====== AVAILABLE DATA ======
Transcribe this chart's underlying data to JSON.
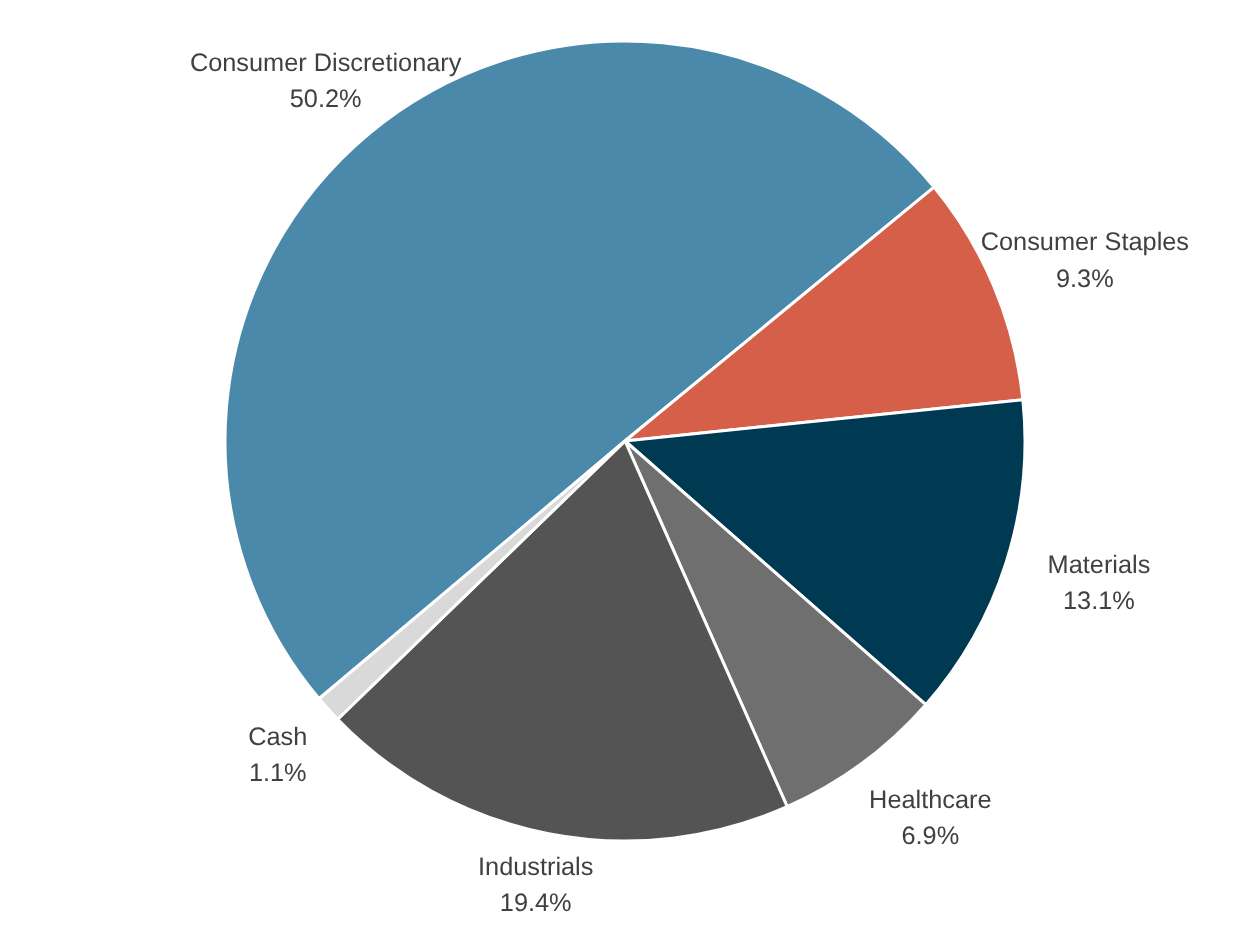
{
  "chart_data": {
    "type": "pie",
    "categories": [
      "Consumer Discretionary",
      "Consumer Staples",
      "Materials",
      "Healthcare",
      "Industrials",
      "Cash"
    ],
    "values": [
      50.2,
      9.3,
      13.1,
      6.9,
      19.4,
      1.1
    ],
    "value_labels": [
      "50.2%",
      "9.3%",
      "13.1%",
      "6.9%",
      "19.4%",
      "1.1%"
    ],
    "colors": [
      "#4a89aa",
      "#d65f4a",
      "#003a52",
      "#6f6f6f",
      "#545454",
      "#d9d9d9"
    ],
    "legend": false
  }
}
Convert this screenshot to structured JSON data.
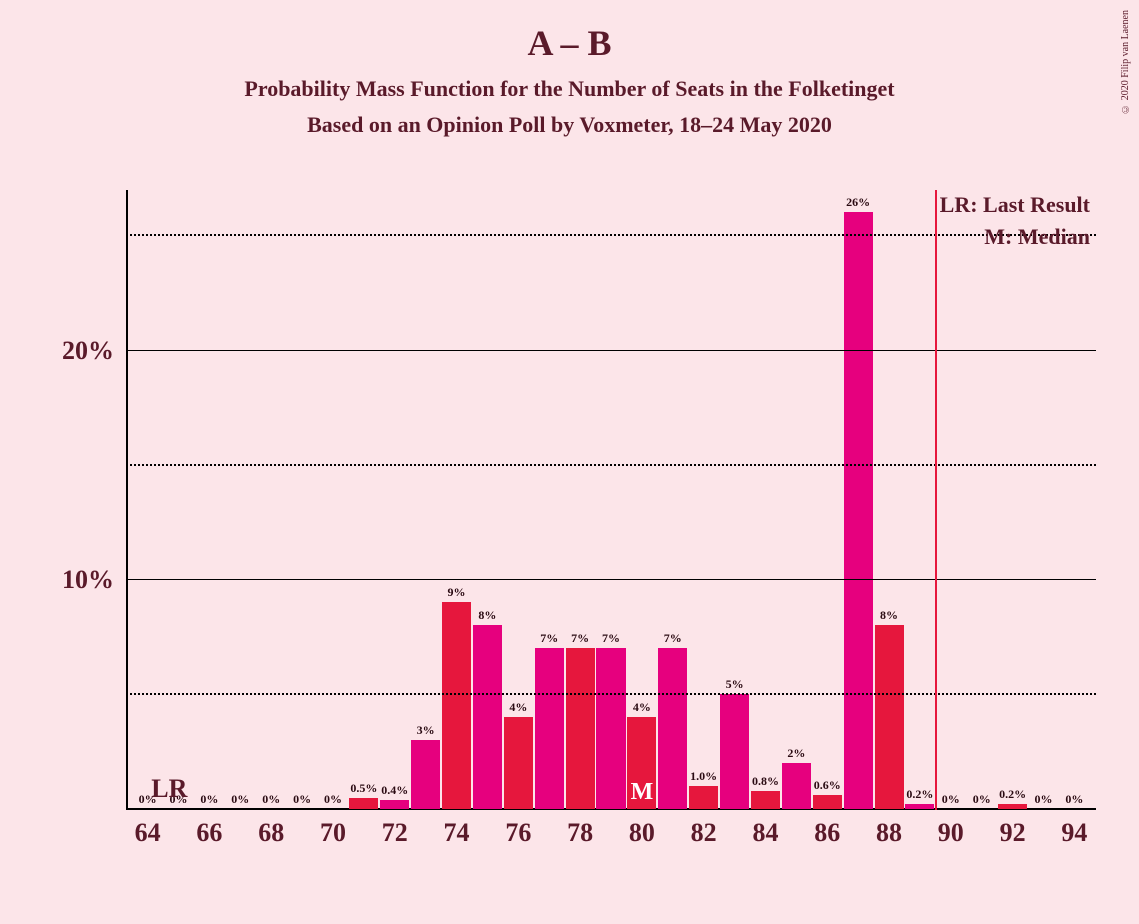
======
▶ **TASK DETAILS**
Can you retype every record above exactly, leaving out the pictures?

▶ **THE OUTPUT**
Transcribe this chart's underlying data to JSON.
{
  "chart_data": {
    "type": "pie",
    "categories": [
      "Consumer Discretionary",
      "Consumer Staples",
      "Materials",
      "Healthcare",
      "Industrials",
      "Cash"
    ],
    "values": [
      50.2,
      9.3,
      13.1,
      6.9,
      19.4,
      1.1
    ],
    "value_labels": [
      "50.2%",
      "9.3%",
      "13.1%",
      "6.9%",
      "19.4%",
      "1.1%"
    ],
    "colors": [
      "#4a89aa",
      "#d65f4a",
      "#003a52",
      "#6f6f6f",
      "#545454",
      "#d9d9d9"
    ],
    "legend": false
  }
}
Convert this screenshot to structured JSON data.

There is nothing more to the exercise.